(Data items)
---
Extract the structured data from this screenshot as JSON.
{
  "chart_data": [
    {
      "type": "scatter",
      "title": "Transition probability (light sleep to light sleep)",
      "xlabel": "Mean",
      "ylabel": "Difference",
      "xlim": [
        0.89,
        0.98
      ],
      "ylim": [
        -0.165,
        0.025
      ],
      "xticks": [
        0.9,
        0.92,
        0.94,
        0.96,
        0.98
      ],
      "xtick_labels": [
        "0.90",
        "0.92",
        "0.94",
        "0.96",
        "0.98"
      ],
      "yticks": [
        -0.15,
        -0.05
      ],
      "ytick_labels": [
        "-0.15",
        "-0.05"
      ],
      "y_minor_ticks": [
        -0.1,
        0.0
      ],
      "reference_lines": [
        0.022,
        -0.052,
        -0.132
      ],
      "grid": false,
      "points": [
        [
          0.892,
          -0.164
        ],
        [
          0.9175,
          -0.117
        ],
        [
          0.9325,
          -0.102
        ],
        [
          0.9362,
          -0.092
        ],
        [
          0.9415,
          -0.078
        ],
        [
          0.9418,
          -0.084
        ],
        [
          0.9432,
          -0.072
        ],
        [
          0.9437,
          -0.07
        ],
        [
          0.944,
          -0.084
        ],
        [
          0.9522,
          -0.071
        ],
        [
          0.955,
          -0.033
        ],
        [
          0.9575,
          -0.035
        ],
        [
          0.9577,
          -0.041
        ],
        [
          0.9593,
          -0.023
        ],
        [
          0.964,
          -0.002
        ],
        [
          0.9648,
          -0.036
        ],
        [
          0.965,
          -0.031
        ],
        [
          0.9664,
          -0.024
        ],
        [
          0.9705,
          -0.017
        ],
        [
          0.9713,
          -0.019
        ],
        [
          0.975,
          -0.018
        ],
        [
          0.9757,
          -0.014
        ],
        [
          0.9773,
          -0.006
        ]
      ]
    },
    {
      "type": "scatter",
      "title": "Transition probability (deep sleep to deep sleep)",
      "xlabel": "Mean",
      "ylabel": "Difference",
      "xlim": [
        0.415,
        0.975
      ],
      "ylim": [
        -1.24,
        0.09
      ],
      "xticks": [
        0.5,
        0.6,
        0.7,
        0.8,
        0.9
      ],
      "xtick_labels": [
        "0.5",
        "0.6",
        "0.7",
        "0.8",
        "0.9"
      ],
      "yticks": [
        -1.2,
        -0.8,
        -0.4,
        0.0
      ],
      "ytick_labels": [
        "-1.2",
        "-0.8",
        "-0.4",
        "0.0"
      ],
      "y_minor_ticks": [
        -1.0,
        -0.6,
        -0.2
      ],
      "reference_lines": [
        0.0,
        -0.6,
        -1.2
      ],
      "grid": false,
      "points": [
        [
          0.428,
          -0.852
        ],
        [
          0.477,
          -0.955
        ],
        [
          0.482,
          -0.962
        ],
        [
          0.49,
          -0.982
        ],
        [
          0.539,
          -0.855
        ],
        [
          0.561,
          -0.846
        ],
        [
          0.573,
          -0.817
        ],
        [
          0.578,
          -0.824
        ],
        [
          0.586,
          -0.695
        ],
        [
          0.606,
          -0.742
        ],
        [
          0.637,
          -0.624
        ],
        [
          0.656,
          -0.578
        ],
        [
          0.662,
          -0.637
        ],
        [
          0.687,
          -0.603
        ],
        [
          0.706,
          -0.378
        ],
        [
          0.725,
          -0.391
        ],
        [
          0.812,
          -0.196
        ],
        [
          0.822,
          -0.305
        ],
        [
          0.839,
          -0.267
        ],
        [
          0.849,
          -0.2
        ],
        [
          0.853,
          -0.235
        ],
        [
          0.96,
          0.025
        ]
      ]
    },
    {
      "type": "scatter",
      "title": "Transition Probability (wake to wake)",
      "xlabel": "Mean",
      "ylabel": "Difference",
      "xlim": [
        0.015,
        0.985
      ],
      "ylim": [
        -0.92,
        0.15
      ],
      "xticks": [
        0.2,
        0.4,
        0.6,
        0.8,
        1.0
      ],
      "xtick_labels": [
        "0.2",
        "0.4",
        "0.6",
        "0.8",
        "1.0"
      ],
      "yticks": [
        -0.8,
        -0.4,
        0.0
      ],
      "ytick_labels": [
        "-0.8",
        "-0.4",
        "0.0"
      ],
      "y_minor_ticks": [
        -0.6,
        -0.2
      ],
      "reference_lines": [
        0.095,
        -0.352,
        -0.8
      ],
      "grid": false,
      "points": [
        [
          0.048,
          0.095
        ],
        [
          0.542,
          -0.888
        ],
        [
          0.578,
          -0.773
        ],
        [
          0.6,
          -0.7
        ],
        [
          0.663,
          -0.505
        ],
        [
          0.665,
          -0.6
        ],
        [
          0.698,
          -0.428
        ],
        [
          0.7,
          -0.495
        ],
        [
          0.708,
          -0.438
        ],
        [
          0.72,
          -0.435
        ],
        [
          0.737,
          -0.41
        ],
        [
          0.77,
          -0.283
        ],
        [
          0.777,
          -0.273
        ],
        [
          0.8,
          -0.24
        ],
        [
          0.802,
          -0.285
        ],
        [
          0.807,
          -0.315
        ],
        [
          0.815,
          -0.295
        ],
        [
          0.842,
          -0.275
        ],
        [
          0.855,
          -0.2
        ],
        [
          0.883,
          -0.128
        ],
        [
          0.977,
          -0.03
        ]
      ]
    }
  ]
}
---
Repeat the data in its entirety, character for character.

Extract the structured data from this screenshot as JSON.
{
  "chart_data": [
    {
      "type": "scatter",
      "title": "Transition probability (light sleep to light sleep)",
      "xlabel": "Mean",
      "ylabel": "Difference",
      "xlim": [
        0.89,
        0.98
      ],
      "ylim": [
        -0.165,
        0.025
      ],
      "xticks": [
        0.9,
        0.92,
        0.94,
        0.96,
        0.98
      ],
      "xtick_labels": [
        "0.90",
        "0.92",
        "0.94",
        "0.96",
        "0.98"
      ],
      "yticks": [
        -0.15,
        -0.05
      ],
      "ytick_labels": [
        "-0.15",
        "-0.05"
      ],
      "y_minor_ticks": [
        -0.1,
        0.0
      ],
      "reference_lines": [
        0.022,
        -0.052,
        -0.132
      ],
      "grid": false,
      "points": [
        [
          0.892,
          -0.164
        ],
        [
          0.9175,
          -0.117
        ],
        [
          0.9325,
          -0.102
        ],
        [
          0.9362,
          -0.092
        ],
        [
          0.9415,
          -0.078
        ],
        [
          0.9418,
          -0.084
        ],
        [
          0.9432,
          -0.072
        ],
        [
          0.9437,
          -0.07
        ],
        [
          0.944,
          -0.084
        ],
        [
          0.9522,
          -0.071
        ],
        [
          0.955,
          -0.033
        ],
        [
          0.9575,
          -0.035
        ],
        [
          0.9577,
          -0.041
        ],
        [
          0.9593,
          -0.023
        ],
        [
          0.964,
          -0.002
        ],
        [
          0.9648,
          -0.036
        ],
        [
          0.965,
          -0.031
        ],
        [
          0.9664,
          -0.024
        ],
        [
          0.9705,
          -0.017
        ],
        [
          0.9713,
          -0.019
        ],
        [
          0.975,
          -0.018
        ],
        [
          0.9757,
          -0.014
        ],
        [
          0.9773,
          -0.006
        ]
      ]
    },
    {
      "type": "scatter",
      "title": "Transition probability (deep sleep to deep sleep)",
      "xlabel": "Mean",
      "ylabel": "Difference",
      "xlim": [
        0.415,
        0.975
      ],
      "ylim": [
        -1.24,
        0.09
      ],
      "xticks": [
        0.5,
        0.6,
        0.7,
        0.8,
        0.9
      ],
      "xtick_labels": [
        "0.5",
        "0.6",
        "0.7",
        "0.8",
        "0.9"
      ],
      "yticks": [
        -1.2,
        -0.8,
        -0.4,
        0.0
      ],
      "ytick_labels": [
        "-1.2",
        "-0.8",
        "-0.4",
        "0.0"
      ],
      "y_minor_ticks": [
        -1.0,
        -0.6,
        -0.2
      ],
      "reference_lines": [
        0.0,
        -0.6,
        -1.2
      ],
      "grid": false,
      "points": [
        [
          0.428,
          -0.852
        ],
        [
          0.477,
          -0.955
        ],
        [
          0.482,
          -0.962
        ],
        [
          0.49,
          -0.982
        ],
        [
          0.539,
          -0.855
        ],
        [
          0.561,
          -0.846
        ],
        [
          0.573,
          -0.817
        ],
        [
          0.578,
          -0.824
        ],
        [
          0.586,
          -0.695
        ],
        [
          0.606,
          -0.742
        ],
        [
          0.637,
          -0.624
        ],
        [
          0.656,
          -0.578
        ],
        [
          0.662,
          -0.637
        ],
        [
          0.687,
          -0.603
        ],
        [
          0.706,
          -0.378
        ],
        [
          0.725,
          -0.391
        ],
        [
          0.812,
          -0.196
        ],
        [
          0.822,
          -0.305
        ],
        [
          0.839,
          -0.267
        ],
        [
          0.849,
          -0.2
        ],
        [
          0.853,
          -0.235
        ],
        [
          0.96,
          0.025
        ]
      ]
    },
    {
      "type": "scatter",
      "title": "Transition Probability (wake to wake)",
      "xlabel": "Mean",
      "ylabel": "Difference",
      "xlim": [
        0.015,
        0.985
      ],
      "ylim": [
        -0.92,
        0.15
      ],
      "xticks": [
        0.2,
        0.4,
        0.6,
        0.8,
        1.0
      ],
      "xtick_labels": [
        "0.2",
        "0.4",
        "0.6",
        "0.8",
        "1.0"
      ],
      "yticks": [
        -0.8,
        -0.4,
        0.0
      ],
      "ytick_labels": [
        "-0.8",
        "-0.4",
        "0.0"
      ],
      "y_minor_ticks": [
        -0.6,
        -0.2
      ],
      "reference_lines": [
        0.095,
        -0.352,
        -0.8
      ],
      "grid": false,
      "points": [
        [
          0.048,
          0.095
        ],
        [
          0.542,
          -0.888
        ],
        [
          0.578,
          -0.773
        ],
        [
          0.6,
          -0.7
        ],
        [
          0.663,
          -0.505
        ],
        [
          0.665,
          -0.6
        ],
        [
          0.698,
          -0.428
        ],
        [
          0.7,
          -0.495
        ],
        [
          0.708,
          -0.438
        ],
        [
          0.72,
          -0.435
        ],
        [
          0.737,
          -0.41
        ],
        [
          0.77,
          -0.283
        ],
        [
          0.777,
          -0.273
        ],
        [
          0.8,
          -0.24
        ],
        [
          0.802,
          -0.285
        ],
        [
          0.807,
          -0.315
        ],
        [
          0.815,
          -0.295
        ],
        [
          0.842,
          -0.275
        ],
        [
          0.855,
          -0.2
        ],
        [
          0.883,
          -0.128
        ],
        [
          0.977,
          -0.03
        ]
      ]
    }
  ]
}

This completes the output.